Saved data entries
—————

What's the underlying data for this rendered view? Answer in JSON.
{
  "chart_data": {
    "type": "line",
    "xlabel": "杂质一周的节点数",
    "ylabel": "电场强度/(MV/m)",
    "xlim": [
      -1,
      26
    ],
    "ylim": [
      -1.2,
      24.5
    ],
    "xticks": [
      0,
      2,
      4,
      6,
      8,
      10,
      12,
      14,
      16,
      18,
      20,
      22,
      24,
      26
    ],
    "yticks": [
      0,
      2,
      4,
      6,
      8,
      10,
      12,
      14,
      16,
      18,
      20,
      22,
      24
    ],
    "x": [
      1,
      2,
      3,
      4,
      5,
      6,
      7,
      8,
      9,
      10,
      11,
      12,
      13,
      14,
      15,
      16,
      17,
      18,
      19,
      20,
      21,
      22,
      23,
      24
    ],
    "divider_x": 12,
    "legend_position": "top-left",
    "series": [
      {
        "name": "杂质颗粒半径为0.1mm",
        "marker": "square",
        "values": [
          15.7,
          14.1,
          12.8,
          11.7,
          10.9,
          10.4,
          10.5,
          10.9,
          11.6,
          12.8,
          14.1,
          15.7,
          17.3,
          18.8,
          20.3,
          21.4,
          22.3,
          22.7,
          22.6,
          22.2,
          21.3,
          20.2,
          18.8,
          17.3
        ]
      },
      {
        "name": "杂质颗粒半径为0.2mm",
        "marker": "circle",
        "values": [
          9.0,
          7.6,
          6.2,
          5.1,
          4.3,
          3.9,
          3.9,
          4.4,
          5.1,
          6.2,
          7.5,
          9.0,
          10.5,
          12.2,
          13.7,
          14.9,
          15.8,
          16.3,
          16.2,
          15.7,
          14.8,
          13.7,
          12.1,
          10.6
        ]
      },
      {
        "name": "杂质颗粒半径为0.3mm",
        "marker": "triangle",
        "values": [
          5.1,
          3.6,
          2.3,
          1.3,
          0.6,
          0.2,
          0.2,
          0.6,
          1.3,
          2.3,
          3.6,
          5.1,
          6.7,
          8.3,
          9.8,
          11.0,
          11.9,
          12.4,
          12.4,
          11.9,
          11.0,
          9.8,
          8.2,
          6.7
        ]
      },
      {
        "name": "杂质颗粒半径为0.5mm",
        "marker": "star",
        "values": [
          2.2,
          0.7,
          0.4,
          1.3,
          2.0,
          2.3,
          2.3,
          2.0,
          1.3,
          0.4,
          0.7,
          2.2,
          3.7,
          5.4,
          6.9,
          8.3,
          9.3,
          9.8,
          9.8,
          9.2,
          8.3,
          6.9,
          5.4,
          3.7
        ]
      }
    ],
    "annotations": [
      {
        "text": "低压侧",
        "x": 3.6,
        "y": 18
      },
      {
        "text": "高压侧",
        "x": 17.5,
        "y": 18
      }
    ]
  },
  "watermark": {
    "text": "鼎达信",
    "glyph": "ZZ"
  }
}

—————

GIVEN INSTRUCTION:
Set all of the records down again, exactly as they stand.

FULL OUTPUT:
What's the underlying data for this rendered view? Answer in JSON.
{
  "chart_data": {
    "type": "line",
    "xlabel": "杂质一周的节点数",
    "ylabel": "电场强度/(MV/m)",
    "xlim": [
      -1,
      26
    ],
    "ylim": [
      -1.2,
      24.5
    ],
    "xticks": [
      0,
      2,
      4,
      6,
      8,
      10,
      12,
      14,
      16,
      18,
      20,
      22,
      24,
      26
    ],
    "yticks": [
      0,
      2,
      4,
      6,
      8,
      10,
      12,
      14,
      16,
      18,
      20,
      22,
      24
    ],
    "x": [
      1,
      2,
      3,
      4,
      5,
      6,
      7,
      8,
      9,
      10,
      11,
      12,
      13,
      14,
      15,
      16,
      17,
      18,
      19,
      20,
      21,
      22,
      23,
      24
    ],
    "divider_x": 12,
    "legend_position": "top-left",
    "series": [
      {
        "name": "杂质颗粒半径为0.1mm",
        "marker": "square",
        "values": [
          15.7,
          14.1,
          12.8,
          11.7,
          10.9,
          10.4,
          10.5,
          10.9,
          11.6,
          12.8,
          14.1,
          15.7,
          17.3,
          18.8,
          20.3,
          21.4,
          22.3,
          22.7,
          22.6,
          22.2,
          21.3,
          20.2,
          18.8,
          17.3
        ]
      },
      {
        "name": "杂质颗粒半径为0.2mm",
        "marker": "circle",
        "values": [
          9.0,
          7.6,
          6.2,
          5.1,
          4.3,
          3.9,
          3.9,
          4.4,
          5.1,
          6.2,
          7.5,
          9.0,
          10.5,
          12.2,
          13.7,
          14.9,
          15.8,
          16.3,
          16.2,
          15.7,
          14.8,
          13.7,
          12.1,
          10.6
        ]
      },
      {
        "name": "杂质颗粒半径为0.3mm",
        "marker": "triangle",
        "values": [
          5.1,
          3.6,
          2.3,
          1.3,
          0.6,
          0.2,
          0.2,
          0.6,
          1.3,
          2.3,
          3.6,
          5.1,
          6.7,
          8.3,
          9.8,
          11.0,
          11.9,
          12.4,
          12.4,
          11.9,
          11.0,
          9.8,
          8.2,
          6.7
        ]
      },
      {
        "name": "杂质颗粒半径为0.5mm",
        "marker": "star",
        "values": [
          2.2,
          0.7,
          0.4,
          1.3,
          2.0,
          2.3,
          2.3,
          2.0,
          1.3,
          0.4,
          0.7,
          2.2,
          3.7,
          5.4,
          6.9,
          8.3,
          9.3,
          9.8,
          9.8,
          9.2,
          8.3,
          6.9,
          5.4,
          3.7
        ]
      }
    ],
    "annotations": [
      {
        "text": "低压侧",
        "x": 3.6,
        "y": 18
      },
      {
        "text": "高压侧",
        "x": 17.5,
        "y": 18
      }
    ]
  },
  "watermark": {
    "text": "鼎达信",
    "glyph": "ZZ"
  }
}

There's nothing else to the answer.